QUOTED TEXT:
- - - -
Richard Feldman (May 20 2024 at 18:33):

areSortedAsc : a, a -> [Yes, No, AreEqual]
    where a implements Sort

Richard Feldman (May 20 2024 at 18:33):

I'd like to avoid "left" and "right" as an accessibility consideration, because some people mix up left and right

timotree (May 20 2024 at 18:36):

I don't think "ascending" and "descending" are helpful terms for a general type that implements sort. e.g. I could make an opaque wrapper around U32 which sorts higher numbers before lower ones, and now "ascending" sort for my type results in a list of numbers in descending order. Maybe instead we could have descriptive specialized variants like List.sortAsc : List (Num a) -> List (Num a) or List.sortAsciibetical : List Str -> List Str

Kiryl Dziamura (May 20 2024 at 19:34):

What I like about @Kasper Møller Andersen proposal is that it explicitly rejects ordering in arguments. Instead of implicitly ordered (a, b) he suggests explicitly unordered {a, b} so it’s much simpler now to answer the question “how these unordered items are related?”: the answer does not require any hidden information from arguments ordering then. Asc/desc, less/greater, areSorter - all of them imply the args order is important.

In my proposal, I tried to get rid of the layer of indirection introduced by a/b. So LeftFirst means “left argument is first”. A11y makes sense, but FirstFirst and SecondFirst would be much worse :grinning_face_with_smiling_eyes:

Richard Feldman (May 20 2024 at 19:49):

a reason I prefer something like areSortedAsc is that it's easier for me to see the sorting visually, e.g. if a and b are numbers then:

areSortedAsc = \a, b ->
    if a |> isLessThan b then
        Yes
    else if a == b then
        AreEqual
    else
        No

Richard Feldman (May 20 2024 at 19:50):

compare = \{ a, b } ->
    if a |> isLessThan b then
        ABeforeB
    else if a == b then
        AreEqual
    else
        BBeforeA

Kasper Møller Andersen (May 20 2024 at 19:50):

I would also like to keep ascending/descending completely out of the API if possible, as I think that will become confusing quickly for anything that's not numbers.
- - - -
SOURCE EXCERPT:
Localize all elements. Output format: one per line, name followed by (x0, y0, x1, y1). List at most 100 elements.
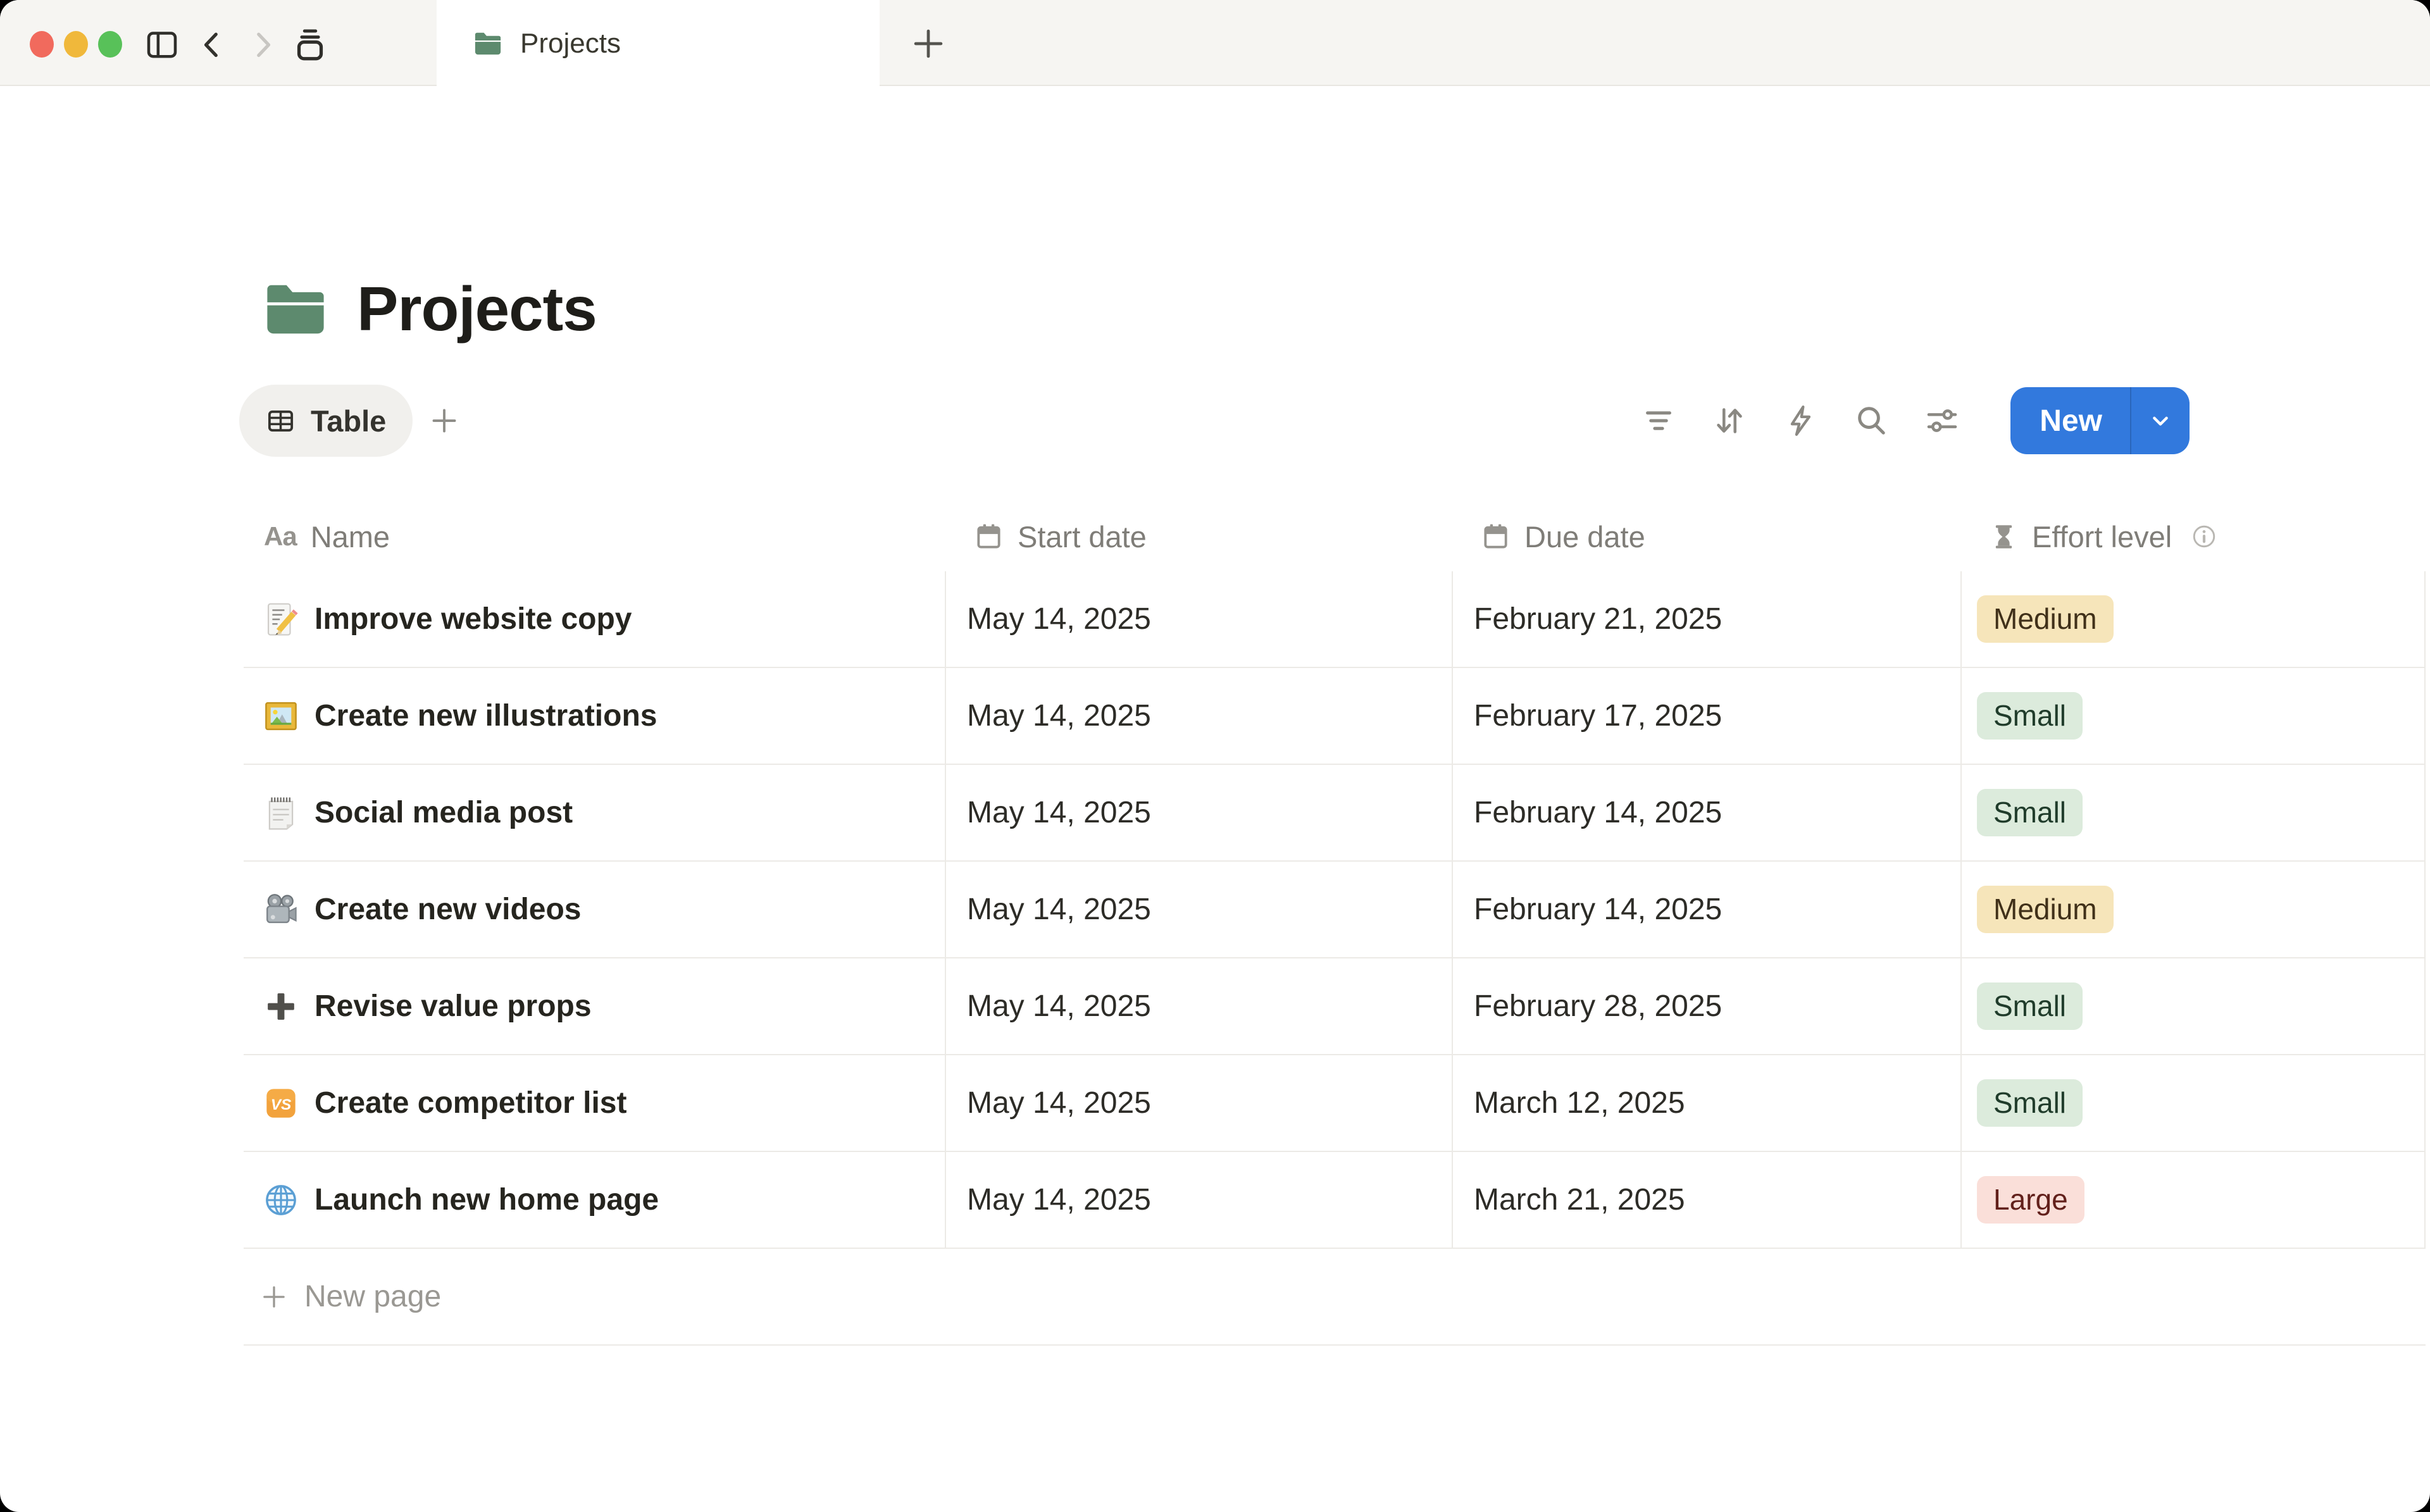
- - - -
TO BE DONE:
**1.** Name every person who posted a message in the thread about naming sort comparisons.
**2.** From the thread about naming sort comparisons, repeat the stretch from "I would also" through "that's not numbers.".

COMPLETE ANSWERS:
**1.**
Richard Feldman
timotree
Kiryl Dziamura
Kasper Møller Andersen

**2.**
I would also like to keep ascending/descending completely out of the API if possible, as I think that will become confusing quickly for anything that's not numbers.